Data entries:

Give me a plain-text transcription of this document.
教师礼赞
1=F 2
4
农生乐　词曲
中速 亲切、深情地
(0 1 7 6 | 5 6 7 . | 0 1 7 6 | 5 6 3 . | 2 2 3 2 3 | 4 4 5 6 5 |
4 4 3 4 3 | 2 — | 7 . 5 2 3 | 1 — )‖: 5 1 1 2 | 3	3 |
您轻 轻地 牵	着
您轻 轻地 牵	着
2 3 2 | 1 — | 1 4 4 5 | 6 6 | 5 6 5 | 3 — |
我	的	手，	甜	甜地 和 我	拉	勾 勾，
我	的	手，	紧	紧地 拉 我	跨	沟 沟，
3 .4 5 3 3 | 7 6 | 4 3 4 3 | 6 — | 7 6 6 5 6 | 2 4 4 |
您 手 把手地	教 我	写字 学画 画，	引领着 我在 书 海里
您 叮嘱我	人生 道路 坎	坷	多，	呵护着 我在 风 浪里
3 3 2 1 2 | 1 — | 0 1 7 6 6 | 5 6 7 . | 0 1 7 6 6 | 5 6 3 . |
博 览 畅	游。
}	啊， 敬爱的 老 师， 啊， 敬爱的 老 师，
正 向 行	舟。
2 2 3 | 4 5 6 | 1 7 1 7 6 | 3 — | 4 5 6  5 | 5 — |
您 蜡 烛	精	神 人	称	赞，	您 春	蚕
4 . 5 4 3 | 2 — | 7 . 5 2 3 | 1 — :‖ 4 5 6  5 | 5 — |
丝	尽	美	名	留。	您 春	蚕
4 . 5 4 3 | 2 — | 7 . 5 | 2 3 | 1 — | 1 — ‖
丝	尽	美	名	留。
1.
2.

# Exercise details
Quote the listing in full, please, keeping every line exact.

# Output below
Give me a plain-text transcription of this document.
教师礼赞
1=F 2
4
农生乐　词曲
中速 亲切、深情地
(0 1 7 6 | 5 6 7 . | 0 1 7 6 | 5 6 3 . | 2 2 3 2 3 | 4 4 5 6 5 |
4 4 3 4 3 | 2 — | 7 . 5 2 3 | 1 — )‖: 5 1 1 2 | 3	3 |
您轻 轻地 牵	着
您轻 轻地 牵	着
2 3 2 | 1 — | 1 4 4 5 | 6 6 | 5 6 5 | 3 — |
我	的	手，	甜	甜地 和 我	拉	勾 勾，
我	的	手，	紧	紧地 拉 我	跨	沟 沟，
3 .4 5 3 3 | 7 6 | 4 3 4 3 | 6 — | 7 6 6 5 6 | 2 4 4 |
您 手 把手地	教 我	写字 学画 画，	引领着 我在 书 海里
您 叮嘱我	人生 道路 坎	坷	多，	呵护着 我在 风 浪里
3 3 2 1 2 | 1 — | 0 1 7 6 6 | 5 6 7 . | 0 1 7 6 6 | 5 6 3 . |
博 览 畅	游。
}	啊， 敬爱的 老 师， 啊， 敬爱的 老 师，
正 向 行	舟。
2 2 3 | 4 5 6 | 1 7 1 7 6 | 3 — | 4 5 6  5 | 5 — |
您 蜡 烛	精	神 人	称	赞，	您 春	蚕
4 . 5 4 3 | 2 — | 7 . 5 2 3 | 1 — :‖ 4 5 6  5 | 5 — |
丝	尽	美	名	留。	您 春	蚕
4 . 5 4 3 | 2 — | 7 . 5 | 2 3 | 1 — | 1 — ‖
丝	尽	美	名	留。
1.
2.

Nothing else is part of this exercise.